Exercise:
Gather the lines from the material that contain "ഡയറക".
————————
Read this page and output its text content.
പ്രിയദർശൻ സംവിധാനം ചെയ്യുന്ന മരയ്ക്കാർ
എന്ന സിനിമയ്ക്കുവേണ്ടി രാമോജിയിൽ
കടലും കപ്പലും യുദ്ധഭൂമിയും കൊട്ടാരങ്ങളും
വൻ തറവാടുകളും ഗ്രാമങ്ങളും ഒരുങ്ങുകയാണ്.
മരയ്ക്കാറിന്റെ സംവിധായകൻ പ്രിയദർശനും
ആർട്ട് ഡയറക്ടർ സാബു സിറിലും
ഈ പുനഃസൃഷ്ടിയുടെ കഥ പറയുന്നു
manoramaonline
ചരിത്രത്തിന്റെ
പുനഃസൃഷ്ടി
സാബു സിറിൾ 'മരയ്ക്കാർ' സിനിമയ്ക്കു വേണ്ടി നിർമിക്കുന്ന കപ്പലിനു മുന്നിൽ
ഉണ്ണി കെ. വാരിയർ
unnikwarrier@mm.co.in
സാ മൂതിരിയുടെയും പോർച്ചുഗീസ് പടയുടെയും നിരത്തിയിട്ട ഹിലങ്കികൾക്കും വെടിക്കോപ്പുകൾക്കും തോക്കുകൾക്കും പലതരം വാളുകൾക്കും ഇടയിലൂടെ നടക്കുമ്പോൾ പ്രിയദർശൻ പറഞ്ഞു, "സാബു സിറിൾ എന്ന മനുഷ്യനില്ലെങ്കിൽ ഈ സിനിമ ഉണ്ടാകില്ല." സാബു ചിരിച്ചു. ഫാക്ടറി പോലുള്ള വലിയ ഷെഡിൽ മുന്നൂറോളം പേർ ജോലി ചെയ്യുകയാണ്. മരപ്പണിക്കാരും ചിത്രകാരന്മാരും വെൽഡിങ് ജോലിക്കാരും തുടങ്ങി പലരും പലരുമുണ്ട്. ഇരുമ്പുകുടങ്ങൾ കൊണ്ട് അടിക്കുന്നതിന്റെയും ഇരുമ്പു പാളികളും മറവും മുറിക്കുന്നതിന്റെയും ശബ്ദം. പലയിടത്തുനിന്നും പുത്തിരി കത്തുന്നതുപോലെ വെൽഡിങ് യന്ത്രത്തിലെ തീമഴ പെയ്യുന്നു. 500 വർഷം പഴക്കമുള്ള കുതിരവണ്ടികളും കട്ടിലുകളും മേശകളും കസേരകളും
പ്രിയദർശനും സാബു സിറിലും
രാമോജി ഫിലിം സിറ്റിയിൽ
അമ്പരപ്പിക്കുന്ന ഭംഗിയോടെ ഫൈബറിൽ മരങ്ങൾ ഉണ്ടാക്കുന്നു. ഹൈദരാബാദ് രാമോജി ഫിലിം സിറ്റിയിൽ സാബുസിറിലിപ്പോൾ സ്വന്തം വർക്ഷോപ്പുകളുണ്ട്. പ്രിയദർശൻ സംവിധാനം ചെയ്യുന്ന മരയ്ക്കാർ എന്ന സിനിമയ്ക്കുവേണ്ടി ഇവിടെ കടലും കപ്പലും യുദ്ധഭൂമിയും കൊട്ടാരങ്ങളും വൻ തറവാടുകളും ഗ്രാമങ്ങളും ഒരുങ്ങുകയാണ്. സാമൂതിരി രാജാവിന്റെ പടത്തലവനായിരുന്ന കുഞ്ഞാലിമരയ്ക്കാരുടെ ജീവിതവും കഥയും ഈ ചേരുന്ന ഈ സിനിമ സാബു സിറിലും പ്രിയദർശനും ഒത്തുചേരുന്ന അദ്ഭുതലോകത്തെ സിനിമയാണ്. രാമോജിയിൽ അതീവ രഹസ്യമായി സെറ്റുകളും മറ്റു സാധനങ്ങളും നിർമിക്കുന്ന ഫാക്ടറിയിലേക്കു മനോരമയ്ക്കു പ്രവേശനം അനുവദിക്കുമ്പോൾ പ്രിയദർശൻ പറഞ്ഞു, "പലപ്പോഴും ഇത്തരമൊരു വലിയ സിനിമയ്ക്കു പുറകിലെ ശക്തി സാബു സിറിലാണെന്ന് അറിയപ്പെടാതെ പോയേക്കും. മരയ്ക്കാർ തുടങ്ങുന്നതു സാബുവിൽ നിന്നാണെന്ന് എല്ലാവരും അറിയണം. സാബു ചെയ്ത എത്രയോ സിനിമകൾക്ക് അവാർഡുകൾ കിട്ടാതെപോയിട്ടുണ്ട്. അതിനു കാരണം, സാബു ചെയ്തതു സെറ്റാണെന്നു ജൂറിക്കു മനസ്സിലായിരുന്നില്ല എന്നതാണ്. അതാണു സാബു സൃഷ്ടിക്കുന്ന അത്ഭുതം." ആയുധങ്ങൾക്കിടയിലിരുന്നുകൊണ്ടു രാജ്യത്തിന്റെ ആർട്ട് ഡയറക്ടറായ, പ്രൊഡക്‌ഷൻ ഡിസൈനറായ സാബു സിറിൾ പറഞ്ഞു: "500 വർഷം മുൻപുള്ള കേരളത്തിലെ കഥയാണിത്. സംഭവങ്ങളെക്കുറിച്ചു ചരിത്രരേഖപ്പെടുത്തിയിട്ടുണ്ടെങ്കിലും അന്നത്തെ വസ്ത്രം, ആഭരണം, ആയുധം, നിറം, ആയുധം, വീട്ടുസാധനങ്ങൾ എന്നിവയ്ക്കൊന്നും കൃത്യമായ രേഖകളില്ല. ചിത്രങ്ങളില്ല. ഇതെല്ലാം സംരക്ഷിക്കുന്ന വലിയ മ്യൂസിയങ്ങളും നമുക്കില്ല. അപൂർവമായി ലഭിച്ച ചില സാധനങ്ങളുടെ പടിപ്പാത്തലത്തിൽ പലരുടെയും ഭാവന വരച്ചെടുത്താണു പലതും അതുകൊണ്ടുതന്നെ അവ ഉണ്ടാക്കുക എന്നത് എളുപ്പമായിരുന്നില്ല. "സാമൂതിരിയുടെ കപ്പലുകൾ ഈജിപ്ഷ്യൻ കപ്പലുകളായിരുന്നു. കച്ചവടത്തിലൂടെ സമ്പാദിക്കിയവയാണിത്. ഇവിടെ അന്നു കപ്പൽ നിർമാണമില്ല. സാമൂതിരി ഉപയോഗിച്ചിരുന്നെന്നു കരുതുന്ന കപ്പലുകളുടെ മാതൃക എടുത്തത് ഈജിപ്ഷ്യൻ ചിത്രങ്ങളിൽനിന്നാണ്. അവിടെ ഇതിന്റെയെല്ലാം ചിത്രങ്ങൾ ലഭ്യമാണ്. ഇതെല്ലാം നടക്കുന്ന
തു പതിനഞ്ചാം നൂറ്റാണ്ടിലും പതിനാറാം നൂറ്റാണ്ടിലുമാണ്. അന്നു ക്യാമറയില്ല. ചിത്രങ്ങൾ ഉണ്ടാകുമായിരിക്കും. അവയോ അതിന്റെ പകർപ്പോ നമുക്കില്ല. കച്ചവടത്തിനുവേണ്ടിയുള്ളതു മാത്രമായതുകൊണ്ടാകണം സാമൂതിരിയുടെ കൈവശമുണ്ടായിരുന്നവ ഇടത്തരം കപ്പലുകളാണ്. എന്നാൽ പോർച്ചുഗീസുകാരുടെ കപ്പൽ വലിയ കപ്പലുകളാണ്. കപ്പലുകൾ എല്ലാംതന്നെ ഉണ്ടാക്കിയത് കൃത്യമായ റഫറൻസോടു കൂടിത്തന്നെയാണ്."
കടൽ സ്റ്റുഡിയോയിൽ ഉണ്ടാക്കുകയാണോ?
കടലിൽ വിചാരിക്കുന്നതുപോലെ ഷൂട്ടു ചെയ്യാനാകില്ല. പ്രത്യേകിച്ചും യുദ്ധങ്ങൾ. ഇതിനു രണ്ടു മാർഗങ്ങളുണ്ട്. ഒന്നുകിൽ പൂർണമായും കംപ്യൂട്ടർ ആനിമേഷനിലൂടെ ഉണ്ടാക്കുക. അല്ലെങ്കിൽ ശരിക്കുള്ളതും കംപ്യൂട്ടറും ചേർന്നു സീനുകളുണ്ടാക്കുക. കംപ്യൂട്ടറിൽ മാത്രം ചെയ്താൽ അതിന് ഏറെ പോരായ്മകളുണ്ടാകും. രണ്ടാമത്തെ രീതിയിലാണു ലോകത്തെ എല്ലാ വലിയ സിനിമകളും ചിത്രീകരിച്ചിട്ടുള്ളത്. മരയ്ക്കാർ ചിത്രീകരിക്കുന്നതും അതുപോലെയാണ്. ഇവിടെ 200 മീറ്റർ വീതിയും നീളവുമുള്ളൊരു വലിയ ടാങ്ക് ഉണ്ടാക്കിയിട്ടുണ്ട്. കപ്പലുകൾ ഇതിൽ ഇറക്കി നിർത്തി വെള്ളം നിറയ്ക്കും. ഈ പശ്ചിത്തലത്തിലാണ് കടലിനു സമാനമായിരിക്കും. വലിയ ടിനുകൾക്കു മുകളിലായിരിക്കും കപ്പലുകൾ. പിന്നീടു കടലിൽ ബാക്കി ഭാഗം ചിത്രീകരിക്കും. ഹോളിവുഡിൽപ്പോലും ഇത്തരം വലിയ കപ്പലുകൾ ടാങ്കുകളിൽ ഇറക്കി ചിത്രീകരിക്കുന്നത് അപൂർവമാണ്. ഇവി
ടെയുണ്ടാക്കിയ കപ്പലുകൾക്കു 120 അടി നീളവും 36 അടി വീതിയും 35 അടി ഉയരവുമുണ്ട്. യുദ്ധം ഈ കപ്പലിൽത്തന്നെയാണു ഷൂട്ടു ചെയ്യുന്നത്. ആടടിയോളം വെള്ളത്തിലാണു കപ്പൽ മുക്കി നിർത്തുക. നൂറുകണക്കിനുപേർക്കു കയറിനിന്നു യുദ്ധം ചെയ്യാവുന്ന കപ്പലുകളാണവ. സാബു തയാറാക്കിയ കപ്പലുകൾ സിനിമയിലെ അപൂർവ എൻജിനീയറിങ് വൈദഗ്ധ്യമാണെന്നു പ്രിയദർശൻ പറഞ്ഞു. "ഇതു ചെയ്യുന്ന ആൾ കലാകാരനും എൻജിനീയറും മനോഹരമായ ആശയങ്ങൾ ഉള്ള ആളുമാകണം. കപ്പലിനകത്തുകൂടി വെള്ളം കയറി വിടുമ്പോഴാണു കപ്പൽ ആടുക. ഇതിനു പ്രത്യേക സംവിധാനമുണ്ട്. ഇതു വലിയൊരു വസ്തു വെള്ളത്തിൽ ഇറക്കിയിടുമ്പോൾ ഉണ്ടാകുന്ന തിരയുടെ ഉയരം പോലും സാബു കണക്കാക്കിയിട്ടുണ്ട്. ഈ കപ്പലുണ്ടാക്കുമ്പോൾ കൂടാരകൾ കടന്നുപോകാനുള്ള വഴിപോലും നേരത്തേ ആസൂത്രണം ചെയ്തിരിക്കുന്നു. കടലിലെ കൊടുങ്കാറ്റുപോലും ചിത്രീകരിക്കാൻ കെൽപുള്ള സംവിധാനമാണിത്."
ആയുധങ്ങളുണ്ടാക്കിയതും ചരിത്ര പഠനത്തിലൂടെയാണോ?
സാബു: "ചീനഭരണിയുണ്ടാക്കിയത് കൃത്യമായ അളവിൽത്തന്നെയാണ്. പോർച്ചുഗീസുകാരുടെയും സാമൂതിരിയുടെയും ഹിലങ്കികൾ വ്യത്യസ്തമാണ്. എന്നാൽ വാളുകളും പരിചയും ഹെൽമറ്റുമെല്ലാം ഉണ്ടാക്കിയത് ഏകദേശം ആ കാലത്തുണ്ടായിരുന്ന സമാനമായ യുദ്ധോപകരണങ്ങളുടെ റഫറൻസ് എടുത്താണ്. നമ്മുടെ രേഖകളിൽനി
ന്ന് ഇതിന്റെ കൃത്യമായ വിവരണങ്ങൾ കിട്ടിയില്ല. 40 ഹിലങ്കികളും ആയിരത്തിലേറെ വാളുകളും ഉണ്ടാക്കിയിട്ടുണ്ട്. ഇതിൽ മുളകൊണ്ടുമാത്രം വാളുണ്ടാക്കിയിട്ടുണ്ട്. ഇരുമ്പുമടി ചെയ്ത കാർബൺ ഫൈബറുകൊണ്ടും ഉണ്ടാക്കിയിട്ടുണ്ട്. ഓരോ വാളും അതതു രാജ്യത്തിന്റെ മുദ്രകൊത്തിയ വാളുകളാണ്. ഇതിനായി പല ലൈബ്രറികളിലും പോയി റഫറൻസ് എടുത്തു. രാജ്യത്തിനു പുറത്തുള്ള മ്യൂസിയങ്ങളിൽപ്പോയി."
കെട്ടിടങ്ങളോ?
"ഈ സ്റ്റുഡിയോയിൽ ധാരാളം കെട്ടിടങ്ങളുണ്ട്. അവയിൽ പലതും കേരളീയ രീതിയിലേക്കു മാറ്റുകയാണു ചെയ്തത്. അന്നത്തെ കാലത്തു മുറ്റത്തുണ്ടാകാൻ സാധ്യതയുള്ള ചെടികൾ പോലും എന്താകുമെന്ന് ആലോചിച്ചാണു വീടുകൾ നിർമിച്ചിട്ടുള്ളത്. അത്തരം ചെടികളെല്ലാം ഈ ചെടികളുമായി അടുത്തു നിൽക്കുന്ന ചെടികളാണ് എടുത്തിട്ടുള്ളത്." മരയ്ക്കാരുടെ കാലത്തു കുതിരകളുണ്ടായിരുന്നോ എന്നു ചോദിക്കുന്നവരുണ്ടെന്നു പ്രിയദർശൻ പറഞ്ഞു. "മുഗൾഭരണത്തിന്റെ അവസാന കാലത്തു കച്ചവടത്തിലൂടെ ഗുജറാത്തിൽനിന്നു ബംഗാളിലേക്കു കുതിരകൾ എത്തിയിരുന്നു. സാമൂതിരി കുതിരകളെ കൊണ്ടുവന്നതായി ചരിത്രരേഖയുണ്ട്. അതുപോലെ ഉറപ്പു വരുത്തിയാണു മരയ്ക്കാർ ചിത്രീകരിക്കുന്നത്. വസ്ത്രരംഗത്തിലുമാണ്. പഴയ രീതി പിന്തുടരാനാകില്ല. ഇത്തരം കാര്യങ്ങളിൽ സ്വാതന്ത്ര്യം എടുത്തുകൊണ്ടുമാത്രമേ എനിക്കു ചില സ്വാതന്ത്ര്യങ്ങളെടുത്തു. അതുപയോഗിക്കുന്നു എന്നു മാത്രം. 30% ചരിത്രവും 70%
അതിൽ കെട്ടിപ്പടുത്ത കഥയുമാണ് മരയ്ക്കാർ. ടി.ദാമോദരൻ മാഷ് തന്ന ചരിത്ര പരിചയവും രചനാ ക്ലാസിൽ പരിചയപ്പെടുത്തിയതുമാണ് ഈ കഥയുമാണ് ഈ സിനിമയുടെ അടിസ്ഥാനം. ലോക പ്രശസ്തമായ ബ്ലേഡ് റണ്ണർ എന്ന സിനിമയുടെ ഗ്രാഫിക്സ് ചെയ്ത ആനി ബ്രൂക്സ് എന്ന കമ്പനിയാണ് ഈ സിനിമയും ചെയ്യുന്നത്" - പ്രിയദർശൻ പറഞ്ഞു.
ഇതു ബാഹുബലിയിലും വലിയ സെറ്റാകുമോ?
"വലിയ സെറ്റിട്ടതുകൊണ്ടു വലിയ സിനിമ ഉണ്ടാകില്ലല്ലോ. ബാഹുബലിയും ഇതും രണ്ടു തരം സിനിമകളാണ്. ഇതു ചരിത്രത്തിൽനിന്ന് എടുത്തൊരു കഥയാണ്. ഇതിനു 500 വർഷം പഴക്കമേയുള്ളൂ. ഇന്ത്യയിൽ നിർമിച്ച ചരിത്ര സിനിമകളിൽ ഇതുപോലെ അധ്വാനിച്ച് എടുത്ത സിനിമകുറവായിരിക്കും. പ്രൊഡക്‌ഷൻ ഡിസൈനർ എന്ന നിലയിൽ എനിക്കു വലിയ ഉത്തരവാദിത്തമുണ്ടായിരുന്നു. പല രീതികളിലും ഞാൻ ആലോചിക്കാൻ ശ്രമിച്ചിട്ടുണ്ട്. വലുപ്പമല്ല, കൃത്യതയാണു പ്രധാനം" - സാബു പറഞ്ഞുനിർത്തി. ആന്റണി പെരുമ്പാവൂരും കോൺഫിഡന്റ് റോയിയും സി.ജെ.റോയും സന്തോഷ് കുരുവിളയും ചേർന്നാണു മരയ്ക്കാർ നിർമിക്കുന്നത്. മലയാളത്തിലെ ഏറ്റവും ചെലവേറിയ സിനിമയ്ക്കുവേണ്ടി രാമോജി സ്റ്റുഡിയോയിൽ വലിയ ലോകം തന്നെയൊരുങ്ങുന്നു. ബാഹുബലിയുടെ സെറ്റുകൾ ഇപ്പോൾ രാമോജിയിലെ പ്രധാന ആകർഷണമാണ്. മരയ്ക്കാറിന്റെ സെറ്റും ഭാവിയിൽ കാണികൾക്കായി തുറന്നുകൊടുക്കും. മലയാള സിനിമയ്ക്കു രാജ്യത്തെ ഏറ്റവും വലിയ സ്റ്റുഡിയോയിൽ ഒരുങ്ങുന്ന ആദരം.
————————
Result of the exercise:
ആർട്ട് ഡയറക്ടർ സാബു സിറിലും
അമ്പരപ്പിക്കുന്ന ഭംഗിയോടെ ഫൈബറിൽ മരങ്ങൾ ഉണ്ടാക്കുന്നു. ഹൈദരാബാദ് രാമോജി ഫിലിം സിറ്റിയിൽ സാബുസിറിലിപ്പോൾ സ്വന്തം വർക്ഷോപ്പുകളുണ്ട്. പ്രിയദർശൻ സംവിധാനം ചെയ്യുന്ന മരയ്ക്കാർ എന്ന സിനിമയ്ക്കുവേണ്ടി ഇവിടെ കടലും കപ്പലും യുദ്ധഭൂമിയും കൊട്ടാരങ്ങളും വൻ തറവാടുകളും ഗ്രാമങ്ങളും ഒരുങ്ങുകയാണ്. സാമൂതിരി രാജാവിന്റെ പടത്തലവനായിരുന്ന കുഞ്ഞാലിമരയ്ക്കാരുടെ ജീവിതവും കഥയും ഈ ചേരുന്ന ഈ സിനിമ സാബു സിറിലും പ്രിയദർശനും ഒത്തുചേരുന്ന അദ്ഭുതലോകത്തെ സിനിമയാണ്. രാമോജിയിൽ അതീവ രഹസ്യമായി സെറ്റുകളും മറ്റു സാധനങ്ങളും നിർമിക്കുന്ന ഫാക്ടറിയിലേക്കു മനോരമയ്ക്കു പ്രവേശനം അനുവദിക്കുമ്പോൾ പ്രിയദർശൻ പറഞ്ഞു, "പലപ്പോഴും ഇത്തരമൊരു വലിയ സിനിമയ്ക്കു പുറകിലെ ശക്തി സാബു സിറിലാണെന്ന് അറിയപ്പെടാതെ പോയേക്കും. മരയ്ക്കാർ തുടങ്ങുന്നതു സാബുവിൽ നിന്നാണെന്ന് എല്ലാവരും അറിയണം. സാബു ചെയ്ത എത്രയോ സിനിമകൾക്ക് അവാർഡുകൾ കിട്ടാതെപോയിട്ടുണ്ട്. അതിനു കാരണം, സാബു ചെയ്തതു സെറ്റാണെന്നു ജൂറിക്കു മനസ്സിലായിരുന്നില്ല എന്നതാണ്. അതാണു സാബു സൃഷ്ടിക്കുന്ന അത്ഭുതം." ആയുധങ്ങൾക്കിടയിലിരുന്നുകൊണ്ടു രാജ്യത്തിന്റെ ആർട്ട് ഡയറക്ടറായ, പ്രൊഡക്‌ഷൻ ഡിസൈനറായ സാബു സിറിൾ പറഞ്ഞു: "500 വർഷം മുൻപുള്ള കേരളത്തിലെ കഥയാണിത്. സംഭവങ്ങളെക്കുറിച്ചു ചരിത്രരേഖപ്പെടുത്തിയിട്ടുണ്ടെങ്കിലും അന്നത്തെ വസ്ത്രം, ആഭരണം, ആയുധം, നിറം, ആയുധം, വീട്ടുസാധനങ്ങൾ എന്നിവയ്ക്കൊന്നും കൃത്യമായ രേഖകളില്ല. ചിത്രങ്ങളില്ല. ഇതെല്ലാം സംരക്ഷിക്കുന്ന വലിയ മ്യൂസിയങ്ങളും നമുക്കില്ല. അപൂർവമായി ലഭിച്ച ചില സാധനങ്ങളുടെ പടിപ്പാത്തലത്തിൽ പലരുടെയും ഭാവന വരച്ചെടുത്താണു പലതും അതുകൊണ്ടുതന്നെ അവ ഉണ്ടാക്കുക എന്നത് എളുപ്പമായിരുന്നില്ല. "സാമൂതിരിയുടെ കപ്പലുകൾ ഈജിപ്ഷ്യൻ കപ്പലുകളായിരുന്നു. കച്ചവടത്തിലൂടെ സമ്പാദിക്കിയവയാണിത്. ഇവിടെ അന്നു കപ്പൽ നിർമാണമില്ല. സാമൂതിരി ഉപയോഗിച്ചിരുന്നെന്നു കരുതുന്ന കപ്പലുകളുടെ മാതൃക എടുത്തത് ഈജിപ്ഷ്യൻ ചിത്രങ്ങളിൽനിന്നാണ്. അവിടെ ഇതിന്റെയെല്ലാം ചിത്രങ്ങൾ ലഭ്യമാണ്. ഇതെല്ലാം നടക്കുന്ന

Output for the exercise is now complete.